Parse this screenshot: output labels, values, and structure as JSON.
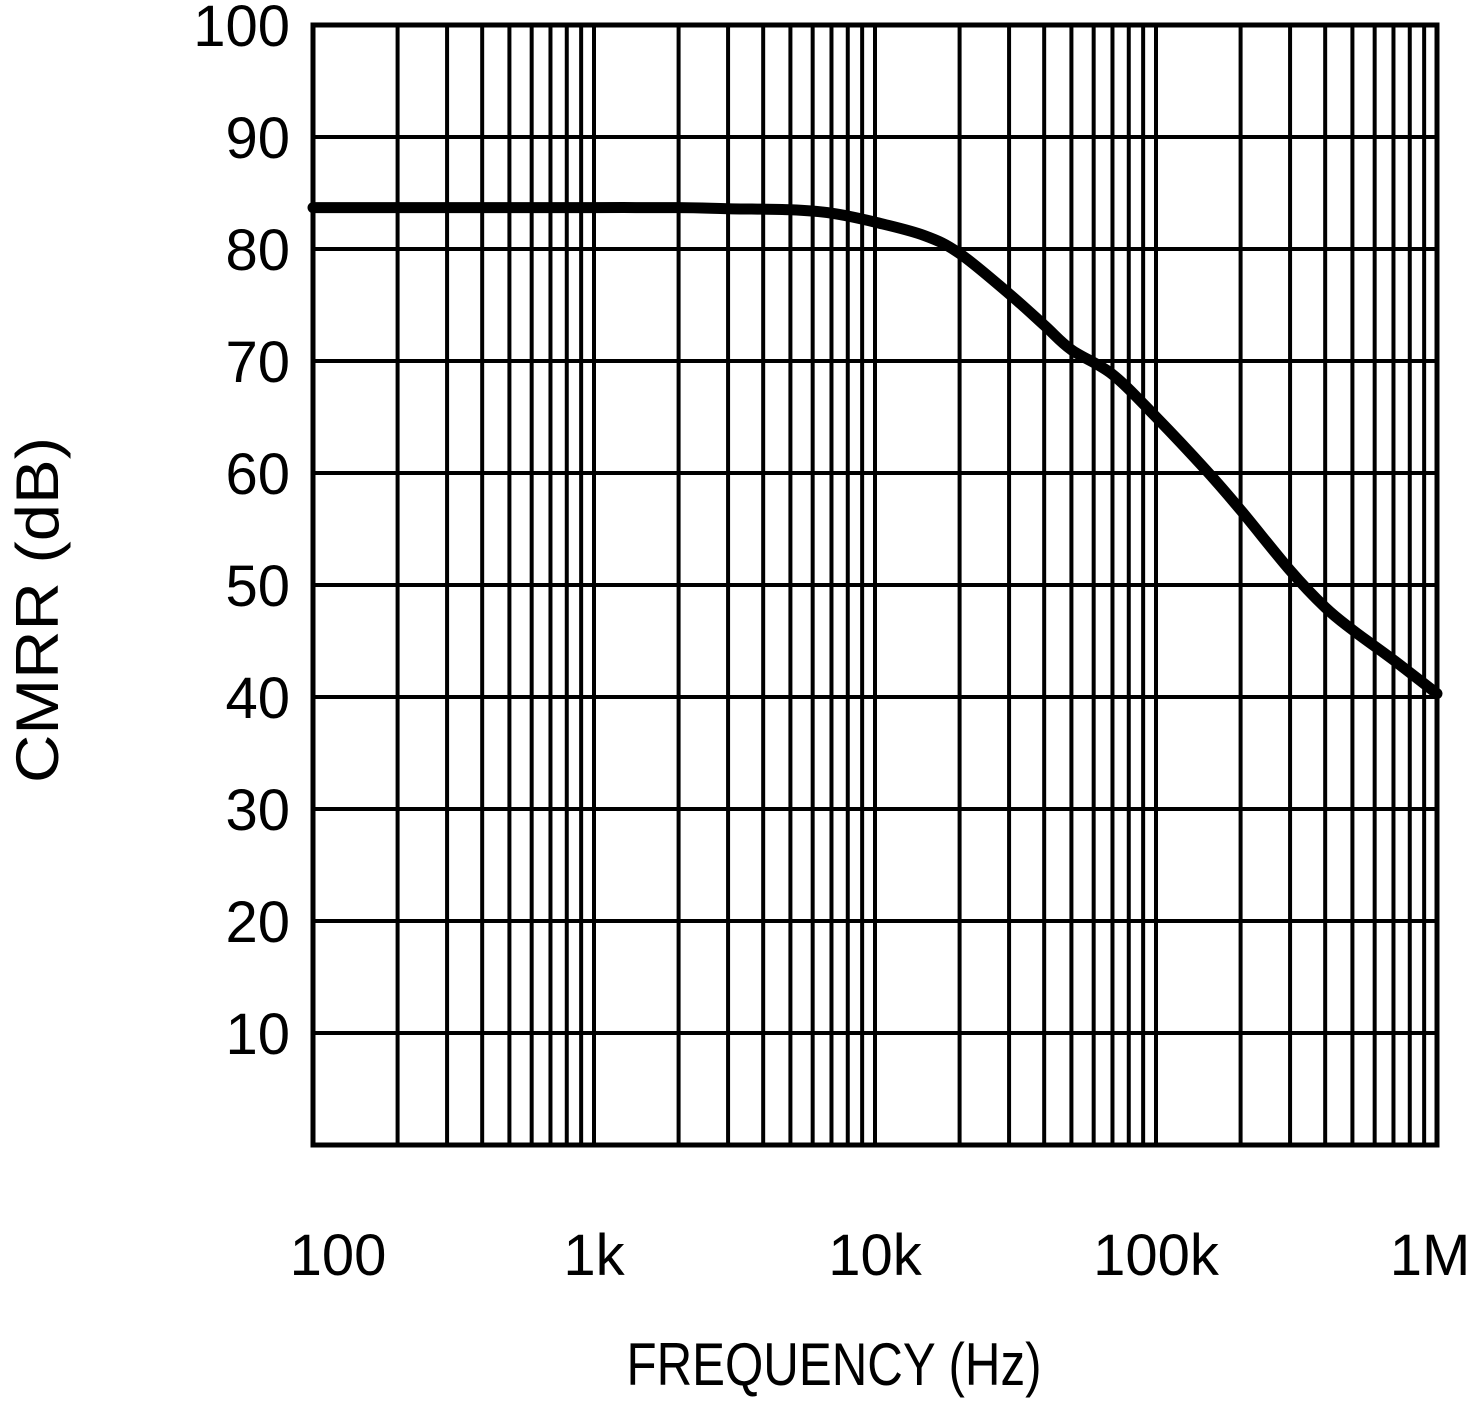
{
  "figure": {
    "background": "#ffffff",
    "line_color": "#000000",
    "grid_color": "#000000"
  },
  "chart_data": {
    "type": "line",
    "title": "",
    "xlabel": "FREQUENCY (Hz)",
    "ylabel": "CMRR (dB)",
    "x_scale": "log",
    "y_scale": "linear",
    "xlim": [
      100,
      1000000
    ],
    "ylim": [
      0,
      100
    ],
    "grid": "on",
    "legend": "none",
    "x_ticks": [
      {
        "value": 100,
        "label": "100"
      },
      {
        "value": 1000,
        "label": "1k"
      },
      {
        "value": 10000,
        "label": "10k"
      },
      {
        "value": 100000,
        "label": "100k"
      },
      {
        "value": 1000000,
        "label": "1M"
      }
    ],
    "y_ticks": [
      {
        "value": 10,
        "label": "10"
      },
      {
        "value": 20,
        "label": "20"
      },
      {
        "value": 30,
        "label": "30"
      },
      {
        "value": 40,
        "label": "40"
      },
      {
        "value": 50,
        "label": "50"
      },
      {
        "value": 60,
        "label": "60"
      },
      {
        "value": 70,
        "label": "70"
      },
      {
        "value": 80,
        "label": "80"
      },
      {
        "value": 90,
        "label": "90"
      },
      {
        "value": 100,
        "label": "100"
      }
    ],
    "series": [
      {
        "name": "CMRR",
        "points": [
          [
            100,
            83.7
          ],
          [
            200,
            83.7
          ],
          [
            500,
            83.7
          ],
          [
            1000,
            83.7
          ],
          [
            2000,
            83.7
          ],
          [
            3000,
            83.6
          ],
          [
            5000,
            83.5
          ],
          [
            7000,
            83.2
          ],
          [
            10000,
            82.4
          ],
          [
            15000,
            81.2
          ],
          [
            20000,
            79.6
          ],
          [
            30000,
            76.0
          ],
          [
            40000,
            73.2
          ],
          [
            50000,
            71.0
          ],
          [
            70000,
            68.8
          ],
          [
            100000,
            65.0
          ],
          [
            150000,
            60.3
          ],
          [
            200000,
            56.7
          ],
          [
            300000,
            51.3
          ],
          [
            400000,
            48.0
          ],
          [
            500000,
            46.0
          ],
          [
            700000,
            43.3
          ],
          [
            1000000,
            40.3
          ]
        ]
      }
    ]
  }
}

> Brief: Repeat every record above exactly, but leave out any pictures.

> The response:
Parse this screenshot: output labels, values, and structure as JSON.
{
  "figure": {
    "background": "#ffffff",
    "line_color": "#000000",
    "grid_color": "#000000"
  },
  "chart_data": {
    "type": "line",
    "title": "",
    "xlabel": "FREQUENCY (Hz)",
    "ylabel": "CMRR (dB)",
    "x_scale": "log",
    "y_scale": "linear",
    "xlim": [
      100,
      1000000
    ],
    "ylim": [
      0,
      100
    ],
    "grid": "on",
    "legend": "none",
    "x_ticks": [
      {
        "value": 100,
        "label": "100"
      },
      {
        "value": 1000,
        "label": "1k"
      },
      {
        "value": 10000,
        "label": "10k"
      },
      {
        "value": 100000,
        "label": "100k"
      },
      {
        "value": 1000000,
        "label": "1M"
      }
    ],
    "y_ticks": [
      {
        "value": 10,
        "label": "10"
      },
      {
        "value": 20,
        "label": "20"
      },
      {
        "value": 30,
        "label": "30"
      },
      {
        "value": 40,
        "label": "40"
      },
      {
        "value": 50,
        "label": "50"
      },
      {
        "value": 60,
        "label": "60"
      },
      {
        "value": 70,
        "label": "70"
      },
      {
        "value": 80,
        "label": "80"
      },
      {
        "value": 90,
        "label": "90"
      },
      {
        "value": 100,
        "label": "100"
      }
    ],
    "series": [
      {
        "name": "CMRR",
        "points": [
          [
            100,
            83.7
          ],
          [
            200,
            83.7
          ],
          [
            500,
            83.7
          ],
          [
            1000,
            83.7
          ],
          [
            2000,
            83.7
          ],
          [
            3000,
            83.6
          ],
          [
            5000,
            83.5
          ],
          [
            7000,
            83.2
          ],
          [
            10000,
            82.4
          ],
          [
            15000,
            81.2
          ],
          [
            20000,
            79.6
          ],
          [
            30000,
            76.0
          ],
          [
            40000,
            73.2
          ],
          [
            50000,
            71.0
          ],
          [
            70000,
            68.8
          ],
          [
            100000,
            65.0
          ],
          [
            150000,
            60.3
          ],
          [
            200000,
            56.7
          ],
          [
            300000,
            51.3
          ],
          [
            400000,
            48.0
          ],
          [
            500000,
            46.0
          ],
          [
            700000,
            43.3
          ],
          [
            1000000,
            40.3
          ]
        ]
      }
    ]
  }
}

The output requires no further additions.